* Problem
Output an exact reproduction of the data.

* Data rows
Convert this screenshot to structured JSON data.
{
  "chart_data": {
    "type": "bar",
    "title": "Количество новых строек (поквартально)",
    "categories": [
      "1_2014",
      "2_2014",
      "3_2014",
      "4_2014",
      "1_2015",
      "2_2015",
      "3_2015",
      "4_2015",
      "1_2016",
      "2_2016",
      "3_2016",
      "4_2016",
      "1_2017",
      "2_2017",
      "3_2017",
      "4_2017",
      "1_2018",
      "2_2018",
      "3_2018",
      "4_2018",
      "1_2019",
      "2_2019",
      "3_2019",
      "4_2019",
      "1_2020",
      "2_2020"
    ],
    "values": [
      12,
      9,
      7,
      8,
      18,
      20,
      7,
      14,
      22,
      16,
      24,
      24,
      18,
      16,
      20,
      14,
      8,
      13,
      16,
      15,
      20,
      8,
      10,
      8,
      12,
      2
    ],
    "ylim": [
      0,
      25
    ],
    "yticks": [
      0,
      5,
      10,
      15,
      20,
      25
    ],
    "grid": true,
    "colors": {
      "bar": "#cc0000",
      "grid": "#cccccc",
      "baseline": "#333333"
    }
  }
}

* Correct response
Convert this screenshot to structured JSON data.
{
  "chart_data": {
    "type": "bar",
    "title": "Количество новых строек (поквартально)",
    "categories": [
      "1_2014",
      "2_2014",
      "3_2014",
      "4_2014",
      "1_2015",
      "2_2015",
      "3_2015",
      "4_2015",
      "1_2016",
      "2_2016",
      "3_2016",
      "4_2016",
      "1_2017",
      "2_2017",
      "3_2017",
      "4_2017",
      "1_2018",
      "2_2018",
      "3_2018",
      "4_2018",
      "1_2019",
      "2_2019",
      "3_2019",
      "4_2019",
      "1_2020",
      "2_2020"
    ],
    "values": [
      12,
      9,
      7,
      8,
      18,
      20,
      7,
      14,
      22,
      16,
      24,
      24,
      18,
      16,
      20,
      14,
      8,
      13,
      16,
      15,
      20,
      8,
      10,
      8,
      12,
      2
    ],
    "ylim": [
      0,
      25
    ],
    "yticks": [
      0,
      5,
      10,
      15,
      20,
      25
    ],
    "grid": true,
    "colors": {
      "bar": "#cc0000",
      "grid": "#cccccc",
      "baseline": "#333333"
    }
  }
}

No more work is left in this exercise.